__The task__: Output an exact reproduction of the data.

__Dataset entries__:
★ ★ ★ ★

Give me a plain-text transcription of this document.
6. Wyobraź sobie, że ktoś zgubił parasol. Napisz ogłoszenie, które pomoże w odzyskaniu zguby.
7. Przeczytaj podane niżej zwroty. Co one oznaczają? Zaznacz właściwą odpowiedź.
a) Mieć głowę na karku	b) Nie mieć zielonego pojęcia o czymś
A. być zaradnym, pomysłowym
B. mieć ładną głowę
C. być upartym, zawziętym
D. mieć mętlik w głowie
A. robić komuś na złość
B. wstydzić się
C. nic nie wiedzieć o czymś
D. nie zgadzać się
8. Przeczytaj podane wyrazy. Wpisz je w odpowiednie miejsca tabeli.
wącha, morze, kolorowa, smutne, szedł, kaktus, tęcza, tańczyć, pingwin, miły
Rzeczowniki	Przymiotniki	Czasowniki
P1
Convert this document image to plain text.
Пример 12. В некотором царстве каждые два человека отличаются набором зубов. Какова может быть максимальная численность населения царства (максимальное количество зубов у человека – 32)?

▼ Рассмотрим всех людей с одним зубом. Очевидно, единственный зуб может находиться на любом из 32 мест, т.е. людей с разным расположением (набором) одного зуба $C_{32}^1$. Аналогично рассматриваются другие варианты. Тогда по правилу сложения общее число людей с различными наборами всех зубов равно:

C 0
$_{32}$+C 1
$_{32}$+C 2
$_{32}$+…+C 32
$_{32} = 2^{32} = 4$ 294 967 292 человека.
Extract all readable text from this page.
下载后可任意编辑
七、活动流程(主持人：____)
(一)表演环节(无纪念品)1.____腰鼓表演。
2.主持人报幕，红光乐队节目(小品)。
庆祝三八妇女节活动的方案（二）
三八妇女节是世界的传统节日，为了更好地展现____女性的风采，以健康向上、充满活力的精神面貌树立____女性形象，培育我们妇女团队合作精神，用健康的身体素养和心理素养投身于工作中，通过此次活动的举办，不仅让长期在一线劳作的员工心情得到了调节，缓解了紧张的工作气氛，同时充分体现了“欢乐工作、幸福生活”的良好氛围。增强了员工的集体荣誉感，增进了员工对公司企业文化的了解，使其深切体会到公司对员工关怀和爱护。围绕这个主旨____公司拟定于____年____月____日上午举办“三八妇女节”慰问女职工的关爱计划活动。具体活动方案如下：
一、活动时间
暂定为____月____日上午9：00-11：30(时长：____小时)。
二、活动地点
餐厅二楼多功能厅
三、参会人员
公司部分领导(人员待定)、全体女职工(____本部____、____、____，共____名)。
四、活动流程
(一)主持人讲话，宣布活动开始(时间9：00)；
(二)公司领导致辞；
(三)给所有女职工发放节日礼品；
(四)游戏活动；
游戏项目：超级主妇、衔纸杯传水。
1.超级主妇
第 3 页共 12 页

★ ★ ★ ★

__Exercise output__:
Give me a plain-text transcription of this document.
6. Wyobraź sobie, że ktoś zgubił parasol. Napisz ogłoszenie, które pomoże w odzyskaniu zguby.
7. Przeczytaj podane niżej zwroty. Co one oznaczają? Zaznacz właściwą odpowiedź.
a) Mieć głowę na karku	b) Nie mieć zielonego pojęcia o czymś
A. być zaradnym, pomysłowym
B. mieć ładną głowę
C. być upartym, zawziętym
D. mieć mętlik w głowie
A. robić komuś na złość
B. wstydzić się
C. nic nie wiedzieć o czymś
D. nie zgadzać się
8. Przeczytaj podane wyrazy. Wpisz je w odpowiednie miejsca tabeli.
wącha, morze, kolorowa, smutne, szedł, kaktus, tęcza, tańczyć, pingwin, miły
Rzeczowniki	Przymiotniki	Czasowniki
P1
Convert this document image to plain text.
Пример 12. В некотором царстве каждые два человека отличаются набором зубов. Какова может быть максимальная численность населения царства (максимальное количество зубов у человека – 32)?

▼ Рассмотрим всех людей с одним зубом. Очевидно, единственный зуб может находиться на любом из 32 мест, т.е. людей с разным расположением (набором) одного зуба $C_{32}^1$. Аналогично рассматриваются другие варианты. Тогда по правилу сложения общее число людей с различными наборами всех зубов равно:

C 0
$_{32}$+C 1
$_{32}$+C 2
$_{32}$+…+C 32
$_{32} = 2^{32} = 4$ 294 967 292 человека.
Extract all readable text from this page.
下载后可任意编辑
七、活动流程(主持人：____)
(一)表演环节(无纪念品)1.____腰鼓表演。
2.主持人报幕，红光乐队节目(小品)。
庆祝三八妇女节活动的方案（二）
三八妇女节是世界的传统节日，为了更好地展现____女性的风采，以健康向上、充满活力的精神面貌树立____女性形象，培育我们妇女团队合作精神，用健康的身体素养和心理素养投身于工作中，通过此次活动的举办，不仅让长期在一线劳作的员工心情得到了调节，缓解了紧张的工作气氛，同时充分体现了“欢乐工作、幸福生活”的良好氛围。增强了员工的集体荣誉感，增进了员工对公司企业文化的了解，使其深切体会到公司对员工关怀和爱护。围绕这个主旨____公司拟定于____年____月____日上午举办“三八妇女节”慰问女职工的关爱计划活动。具体活动方案如下：
一、活动时间
暂定为____月____日上午9：00-11：30(时长：____小时)。
二、活动地点
餐厅二楼多功能厅
三、参会人员
公司部分领导(人员待定)、全体女职工(____本部____、____、____，共____名)。
四、活动流程
(一)主持人讲话，宣布活动开始(时间9：00)；
(二)公司领导致辞；
(三)给所有女职工发放节日礼品；
(四)游戏活动；
游戏项目：超级主妇、衔纸杯传水。
1.超级主妇
第 3 页共 12 页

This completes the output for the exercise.